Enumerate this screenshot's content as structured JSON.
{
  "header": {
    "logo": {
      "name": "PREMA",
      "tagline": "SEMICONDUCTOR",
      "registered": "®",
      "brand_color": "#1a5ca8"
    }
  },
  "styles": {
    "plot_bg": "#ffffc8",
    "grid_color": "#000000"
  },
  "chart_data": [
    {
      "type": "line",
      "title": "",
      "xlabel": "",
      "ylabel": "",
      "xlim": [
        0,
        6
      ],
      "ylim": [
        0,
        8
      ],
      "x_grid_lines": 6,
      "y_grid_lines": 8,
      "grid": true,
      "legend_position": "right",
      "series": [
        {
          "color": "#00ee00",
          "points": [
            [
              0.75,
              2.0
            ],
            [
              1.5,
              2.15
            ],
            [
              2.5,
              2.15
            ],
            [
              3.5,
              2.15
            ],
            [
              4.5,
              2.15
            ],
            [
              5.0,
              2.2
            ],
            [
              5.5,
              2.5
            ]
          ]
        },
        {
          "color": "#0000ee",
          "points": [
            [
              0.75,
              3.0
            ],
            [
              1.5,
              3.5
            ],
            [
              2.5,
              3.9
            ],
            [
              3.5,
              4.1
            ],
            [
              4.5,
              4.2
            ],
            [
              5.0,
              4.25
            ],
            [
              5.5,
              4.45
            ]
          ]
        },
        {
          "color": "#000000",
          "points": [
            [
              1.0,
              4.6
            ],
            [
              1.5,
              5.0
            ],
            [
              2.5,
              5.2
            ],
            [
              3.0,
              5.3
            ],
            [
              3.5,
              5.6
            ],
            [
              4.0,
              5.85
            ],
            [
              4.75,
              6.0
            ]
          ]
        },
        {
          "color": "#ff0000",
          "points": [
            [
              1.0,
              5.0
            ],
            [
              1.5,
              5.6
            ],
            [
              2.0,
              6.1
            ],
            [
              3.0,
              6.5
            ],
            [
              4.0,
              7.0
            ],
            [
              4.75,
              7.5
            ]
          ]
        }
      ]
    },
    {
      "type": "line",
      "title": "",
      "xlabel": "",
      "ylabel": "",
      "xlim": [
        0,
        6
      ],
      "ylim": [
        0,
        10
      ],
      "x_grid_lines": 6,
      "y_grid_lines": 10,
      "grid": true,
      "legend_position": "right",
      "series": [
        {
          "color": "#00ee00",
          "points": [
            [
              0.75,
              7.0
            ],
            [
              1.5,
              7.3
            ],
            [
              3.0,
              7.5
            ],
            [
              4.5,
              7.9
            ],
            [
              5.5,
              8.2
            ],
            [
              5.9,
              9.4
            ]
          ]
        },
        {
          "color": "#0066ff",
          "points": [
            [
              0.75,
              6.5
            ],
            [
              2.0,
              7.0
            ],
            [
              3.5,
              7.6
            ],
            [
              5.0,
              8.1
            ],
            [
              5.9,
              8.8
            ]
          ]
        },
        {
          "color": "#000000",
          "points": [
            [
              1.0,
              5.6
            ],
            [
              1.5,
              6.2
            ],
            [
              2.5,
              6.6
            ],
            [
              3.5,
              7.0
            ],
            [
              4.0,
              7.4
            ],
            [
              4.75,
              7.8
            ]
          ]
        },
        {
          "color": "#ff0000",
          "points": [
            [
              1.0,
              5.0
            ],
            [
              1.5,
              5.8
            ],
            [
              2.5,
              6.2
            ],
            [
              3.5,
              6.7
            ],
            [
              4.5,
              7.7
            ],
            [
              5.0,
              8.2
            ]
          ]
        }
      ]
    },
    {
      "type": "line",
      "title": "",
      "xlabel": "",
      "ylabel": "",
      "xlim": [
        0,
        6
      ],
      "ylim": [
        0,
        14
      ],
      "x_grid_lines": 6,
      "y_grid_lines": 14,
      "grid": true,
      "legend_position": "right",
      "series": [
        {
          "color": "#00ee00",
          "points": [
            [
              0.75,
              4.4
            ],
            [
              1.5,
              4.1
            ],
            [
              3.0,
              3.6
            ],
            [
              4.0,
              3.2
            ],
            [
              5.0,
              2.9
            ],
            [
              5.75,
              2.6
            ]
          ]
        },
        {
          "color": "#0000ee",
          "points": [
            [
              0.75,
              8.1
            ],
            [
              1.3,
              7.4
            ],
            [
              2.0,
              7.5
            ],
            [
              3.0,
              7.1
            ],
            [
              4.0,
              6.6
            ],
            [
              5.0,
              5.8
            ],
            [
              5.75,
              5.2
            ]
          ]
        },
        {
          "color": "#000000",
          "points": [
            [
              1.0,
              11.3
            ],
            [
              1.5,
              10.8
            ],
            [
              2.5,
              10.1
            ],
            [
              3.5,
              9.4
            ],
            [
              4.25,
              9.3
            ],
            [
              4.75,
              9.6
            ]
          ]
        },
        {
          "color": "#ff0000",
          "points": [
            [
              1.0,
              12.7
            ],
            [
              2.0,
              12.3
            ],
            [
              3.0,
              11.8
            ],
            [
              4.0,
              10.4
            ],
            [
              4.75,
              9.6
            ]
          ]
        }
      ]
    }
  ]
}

> _GIVEN TASK_:
Transcribe every entry word for word.

> _COMPLETE ANSWER_:
Enumerate this screenshot's content as structured JSON.
{
  "header": {
    "logo": {
      "name": "PREMA",
      "tagline": "SEMICONDUCTOR",
      "registered": "®",
      "brand_color": "#1a5ca8"
    }
  },
  "styles": {
    "plot_bg": "#ffffc8",
    "grid_color": "#000000"
  },
  "chart_data": [
    {
      "type": "line",
      "title": "",
      "xlabel": "",
      "ylabel": "",
      "xlim": [
        0,
        6
      ],
      "ylim": [
        0,
        8
      ],
      "x_grid_lines": 6,
      "y_grid_lines": 8,
      "grid": true,
      "legend_position": "right",
      "series": [
        {
          "color": "#00ee00",
          "points": [
            [
              0.75,
              2.0
            ],
            [
              1.5,
              2.15
            ],
            [
              2.5,
              2.15
            ],
            [
              3.5,
              2.15
            ],
            [
              4.5,
              2.15
            ],
            [
              5.0,
              2.2
            ],
            [
              5.5,
              2.5
            ]
          ]
        },
        {
          "color": "#0000ee",
          "points": [
            [
              0.75,
              3.0
            ],
            [
              1.5,
              3.5
            ],
            [
              2.5,
              3.9
            ],
            [
              3.5,
              4.1
            ],
            [
              4.5,
              4.2
            ],
            [
              5.0,
              4.25
            ],
            [
              5.5,
              4.45
            ]
          ]
        },
        {
          "color": "#000000",
          "points": [
            [
              1.0,
              4.6
            ],
            [
              1.5,
              5.0
            ],
            [
              2.5,
              5.2
            ],
            [
              3.0,
              5.3
            ],
            [
              3.5,
              5.6
            ],
            [
              4.0,
              5.85
            ],
            [
              4.75,
              6.0
            ]
          ]
        },
        {
          "color": "#ff0000",
          "points": [
            [
              1.0,
              5.0
            ],
            [
              1.5,
              5.6
            ],
            [
              2.0,
              6.1
            ],
            [
              3.0,
              6.5
            ],
            [
              4.0,
              7.0
            ],
            [
              4.75,
              7.5
            ]
          ]
        }
      ]
    },
    {
      "type": "line",
      "title": "",
      "xlabel": "",
      "ylabel": "",
      "xlim": [
        0,
        6
      ],
      "ylim": [
        0,
        10
      ],
      "x_grid_lines": 6,
      "y_grid_lines": 10,
      "grid": true,
      "legend_position": "right",
      "series": [
        {
          "color": "#00ee00",
          "points": [
            [
              0.75,
              7.0
            ],
            [
              1.5,
              7.3
            ],
            [
              3.0,
              7.5
            ],
            [
              4.5,
              7.9
            ],
            [
              5.5,
              8.2
            ],
            [
              5.9,
              9.4
            ]
          ]
        },
        {
          "color": "#0066ff",
          "points": [
            [
              0.75,
              6.5
            ],
            [
              2.0,
              7.0
            ],
            [
              3.5,
              7.6
            ],
            [
              5.0,
              8.1
            ],
            [
              5.9,
              8.8
            ]
          ]
        },
        {
          "color": "#000000",
          "points": [
            [
              1.0,
              5.6
            ],
            [
              1.5,
              6.2
            ],
            [
              2.5,
              6.6
            ],
            [
              3.5,
              7.0
            ],
            [
              4.0,
              7.4
            ],
            [
              4.75,
              7.8
            ]
          ]
        },
        {
          "color": "#ff0000",
          "points": [
            [
              1.0,
              5.0
            ],
            [
              1.5,
              5.8
            ],
            [
              2.5,
              6.2
            ],
            [
              3.5,
              6.7
            ],
            [
              4.5,
              7.7
            ],
            [
              5.0,
              8.2
            ]
          ]
        }
      ]
    },
    {
      "type": "line",
      "title": "",
      "xlabel": "",
      "ylabel": "",
      "xlim": [
        0,
        6
      ],
      "ylim": [
        0,
        14
      ],
      "x_grid_lines": 6,
      "y_grid_lines": 14,
      "grid": true,
      "legend_position": "right",
      "series": [
        {
          "color": "#00ee00",
          "points": [
            [
              0.75,
              4.4
            ],
            [
              1.5,
              4.1
            ],
            [
              3.0,
              3.6
            ],
            [
              4.0,
              3.2
            ],
            [
              5.0,
              2.9
            ],
            [
              5.75,
              2.6
            ]
          ]
        },
        {
          "color": "#0000ee",
          "points": [
            [
              0.75,
              8.1
            ],
            [
              1.3,
              7.4
            ],
            [
              2.0,
              7.5
            ],
            [
              3.0,
              7.1
            ],
            [
              4.0,
              6.6
            ],
            [
              5.0,
              5.8
            ],
            [
              5.75,
              5.2
            ]
          ]
        },
        {
          "color": "#000000",
          "points": [
            [
              1.0,
              11.3
            ],
            [
              1.5,
              10.8
            ],
            [
              2.5,
              10.1
            ],
            [
              3.5,
              9.4
            ],
            [
              4.25,
              9.3
            ],
            [
              4.75,
              9.6
            ]
          ]
        },
        {
          "color": "#ff0000",
          "points": [
            [
              1.0,
              12.7
            ],
            [
              2.0,
              12.3
            ],
            [
              3.0,
              11.8
            ],
            [
              4.0,
              10.4
            ],
            [
              4.75,
              9.6
            ]
          ]
        }
      ]
    }
  ]
}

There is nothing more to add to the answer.